Extracted data entries

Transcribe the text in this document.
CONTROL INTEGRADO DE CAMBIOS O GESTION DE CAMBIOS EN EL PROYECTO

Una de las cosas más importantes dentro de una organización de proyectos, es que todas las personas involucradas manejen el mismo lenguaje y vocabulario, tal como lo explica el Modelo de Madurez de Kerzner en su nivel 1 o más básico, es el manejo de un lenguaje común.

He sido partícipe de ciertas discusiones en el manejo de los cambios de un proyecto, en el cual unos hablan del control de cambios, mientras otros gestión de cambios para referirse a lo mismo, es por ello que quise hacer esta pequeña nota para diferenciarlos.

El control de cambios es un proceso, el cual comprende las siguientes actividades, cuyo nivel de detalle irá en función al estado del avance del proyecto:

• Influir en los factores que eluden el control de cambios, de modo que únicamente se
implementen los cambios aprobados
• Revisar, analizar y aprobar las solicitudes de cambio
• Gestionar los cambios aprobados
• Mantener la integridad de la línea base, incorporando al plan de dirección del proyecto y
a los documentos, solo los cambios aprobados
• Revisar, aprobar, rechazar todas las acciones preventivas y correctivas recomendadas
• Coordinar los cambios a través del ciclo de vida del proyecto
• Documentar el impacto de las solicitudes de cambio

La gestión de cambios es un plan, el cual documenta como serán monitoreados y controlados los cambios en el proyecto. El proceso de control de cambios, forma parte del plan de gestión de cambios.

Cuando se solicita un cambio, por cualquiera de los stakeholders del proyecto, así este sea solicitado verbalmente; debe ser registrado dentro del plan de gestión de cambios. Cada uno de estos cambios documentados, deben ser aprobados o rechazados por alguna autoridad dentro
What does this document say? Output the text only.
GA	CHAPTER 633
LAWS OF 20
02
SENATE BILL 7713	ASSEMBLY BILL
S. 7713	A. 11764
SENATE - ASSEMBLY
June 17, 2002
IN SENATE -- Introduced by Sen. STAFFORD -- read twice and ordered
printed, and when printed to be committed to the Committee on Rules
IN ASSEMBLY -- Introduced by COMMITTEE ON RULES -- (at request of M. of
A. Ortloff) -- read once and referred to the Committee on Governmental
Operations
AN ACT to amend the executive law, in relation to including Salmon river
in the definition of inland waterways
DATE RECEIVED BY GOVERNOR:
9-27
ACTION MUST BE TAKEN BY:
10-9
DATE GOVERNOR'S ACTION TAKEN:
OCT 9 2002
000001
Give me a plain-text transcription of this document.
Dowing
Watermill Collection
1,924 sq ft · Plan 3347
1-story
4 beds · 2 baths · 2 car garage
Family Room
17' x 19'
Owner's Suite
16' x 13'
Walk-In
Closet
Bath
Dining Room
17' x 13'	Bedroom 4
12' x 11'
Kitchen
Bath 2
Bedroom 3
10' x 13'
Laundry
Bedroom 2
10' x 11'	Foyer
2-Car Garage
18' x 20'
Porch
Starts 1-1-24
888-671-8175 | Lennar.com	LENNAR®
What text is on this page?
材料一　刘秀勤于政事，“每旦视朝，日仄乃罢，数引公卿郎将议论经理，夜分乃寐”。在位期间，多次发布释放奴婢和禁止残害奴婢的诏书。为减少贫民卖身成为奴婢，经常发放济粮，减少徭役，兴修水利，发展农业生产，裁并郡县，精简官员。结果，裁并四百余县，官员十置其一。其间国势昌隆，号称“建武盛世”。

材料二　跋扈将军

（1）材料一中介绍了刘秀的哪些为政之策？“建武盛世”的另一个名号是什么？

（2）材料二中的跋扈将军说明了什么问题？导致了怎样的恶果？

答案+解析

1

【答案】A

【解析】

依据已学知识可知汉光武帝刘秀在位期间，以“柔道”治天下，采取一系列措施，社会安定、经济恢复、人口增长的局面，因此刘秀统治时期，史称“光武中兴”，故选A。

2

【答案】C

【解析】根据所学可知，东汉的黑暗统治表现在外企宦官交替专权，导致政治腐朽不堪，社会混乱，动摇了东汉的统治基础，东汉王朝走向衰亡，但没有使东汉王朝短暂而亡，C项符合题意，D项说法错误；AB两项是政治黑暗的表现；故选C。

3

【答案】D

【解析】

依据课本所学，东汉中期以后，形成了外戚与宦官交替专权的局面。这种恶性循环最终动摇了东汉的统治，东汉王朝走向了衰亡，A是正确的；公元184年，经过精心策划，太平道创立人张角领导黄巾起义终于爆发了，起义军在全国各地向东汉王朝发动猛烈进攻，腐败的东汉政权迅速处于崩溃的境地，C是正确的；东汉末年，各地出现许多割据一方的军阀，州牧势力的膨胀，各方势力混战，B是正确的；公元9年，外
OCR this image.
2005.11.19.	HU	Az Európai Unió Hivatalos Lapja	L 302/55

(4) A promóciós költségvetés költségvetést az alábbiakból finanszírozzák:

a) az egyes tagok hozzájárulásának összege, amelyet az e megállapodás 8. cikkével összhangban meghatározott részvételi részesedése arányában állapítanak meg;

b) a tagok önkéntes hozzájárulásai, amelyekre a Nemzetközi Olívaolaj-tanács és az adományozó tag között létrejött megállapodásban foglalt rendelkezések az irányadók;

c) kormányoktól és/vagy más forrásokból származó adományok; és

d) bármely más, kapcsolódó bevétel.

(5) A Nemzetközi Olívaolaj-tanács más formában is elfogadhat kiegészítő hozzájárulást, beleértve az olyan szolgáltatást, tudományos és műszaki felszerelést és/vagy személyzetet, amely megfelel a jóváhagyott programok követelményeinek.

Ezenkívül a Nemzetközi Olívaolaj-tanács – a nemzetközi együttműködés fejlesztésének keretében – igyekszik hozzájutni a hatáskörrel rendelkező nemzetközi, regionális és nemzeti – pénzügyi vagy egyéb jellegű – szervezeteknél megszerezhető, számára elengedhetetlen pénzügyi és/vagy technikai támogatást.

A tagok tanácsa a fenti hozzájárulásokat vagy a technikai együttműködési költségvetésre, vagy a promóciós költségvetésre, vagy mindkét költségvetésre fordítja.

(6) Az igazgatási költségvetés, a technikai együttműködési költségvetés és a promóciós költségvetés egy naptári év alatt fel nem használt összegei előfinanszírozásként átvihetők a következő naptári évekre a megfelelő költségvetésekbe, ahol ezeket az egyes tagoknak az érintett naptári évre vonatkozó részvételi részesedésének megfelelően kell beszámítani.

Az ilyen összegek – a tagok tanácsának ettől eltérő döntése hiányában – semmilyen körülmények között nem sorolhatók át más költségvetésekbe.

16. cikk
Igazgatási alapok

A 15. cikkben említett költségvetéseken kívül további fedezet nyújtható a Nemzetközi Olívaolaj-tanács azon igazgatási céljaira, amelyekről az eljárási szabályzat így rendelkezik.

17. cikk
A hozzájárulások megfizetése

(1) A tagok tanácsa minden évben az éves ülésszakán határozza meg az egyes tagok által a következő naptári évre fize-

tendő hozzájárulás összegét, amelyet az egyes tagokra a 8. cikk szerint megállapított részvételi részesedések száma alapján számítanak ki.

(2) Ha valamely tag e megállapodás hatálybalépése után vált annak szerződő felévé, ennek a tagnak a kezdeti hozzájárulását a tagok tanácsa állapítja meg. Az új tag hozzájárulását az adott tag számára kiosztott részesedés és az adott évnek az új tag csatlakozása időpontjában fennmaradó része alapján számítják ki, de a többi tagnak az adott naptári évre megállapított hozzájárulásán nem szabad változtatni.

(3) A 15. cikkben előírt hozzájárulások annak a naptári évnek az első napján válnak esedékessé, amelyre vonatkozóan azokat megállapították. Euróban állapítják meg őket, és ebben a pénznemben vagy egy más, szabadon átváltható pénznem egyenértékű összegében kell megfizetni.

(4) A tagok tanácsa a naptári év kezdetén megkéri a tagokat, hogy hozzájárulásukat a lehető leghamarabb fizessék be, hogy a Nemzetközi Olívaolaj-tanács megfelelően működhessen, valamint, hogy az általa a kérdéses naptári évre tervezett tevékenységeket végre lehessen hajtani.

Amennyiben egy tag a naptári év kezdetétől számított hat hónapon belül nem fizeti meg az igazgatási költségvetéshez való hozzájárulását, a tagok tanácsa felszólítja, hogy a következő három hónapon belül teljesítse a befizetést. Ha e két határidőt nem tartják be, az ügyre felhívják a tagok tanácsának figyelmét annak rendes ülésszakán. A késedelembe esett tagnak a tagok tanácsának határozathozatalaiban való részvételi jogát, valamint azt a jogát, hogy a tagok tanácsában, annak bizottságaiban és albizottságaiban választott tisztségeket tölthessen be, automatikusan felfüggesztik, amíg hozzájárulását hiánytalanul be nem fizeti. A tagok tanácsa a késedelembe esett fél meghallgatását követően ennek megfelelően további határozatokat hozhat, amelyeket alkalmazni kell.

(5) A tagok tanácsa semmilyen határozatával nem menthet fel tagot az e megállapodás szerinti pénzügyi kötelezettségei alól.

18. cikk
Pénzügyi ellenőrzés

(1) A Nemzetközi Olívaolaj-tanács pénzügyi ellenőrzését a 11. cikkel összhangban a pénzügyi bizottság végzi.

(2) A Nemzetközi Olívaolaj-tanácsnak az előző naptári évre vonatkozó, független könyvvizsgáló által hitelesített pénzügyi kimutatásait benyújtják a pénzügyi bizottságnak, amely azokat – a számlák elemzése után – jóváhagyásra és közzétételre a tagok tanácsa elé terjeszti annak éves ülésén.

What this task involves:
All lines above with "promóciós" in them should be returned.

Result of this exercise:
(4) A promóciós költségvetés költségvetést az alábbiakból finanszírozzák:
A tagok tanácsa a fenti hozzájárulásokat vagy a technikai együttműködési költségvetésre, vagy a promóciós költségvetésre, vagy mindkét költségvetésre fordítja.
(6) Az igazgatási költségvetés, a technikai együttműködési költségvetés és a promóciós költségvetés egy naptári év alatt fel nem használt összegei előfinanszírozásként átvihetők a következő naptári évekre a megfelelő költségvetésekbe, ahol ezeket az egyes tagoknak az érintett naptári évre vonatkozó részvételi részesedésének megfelelően kell beszámítani.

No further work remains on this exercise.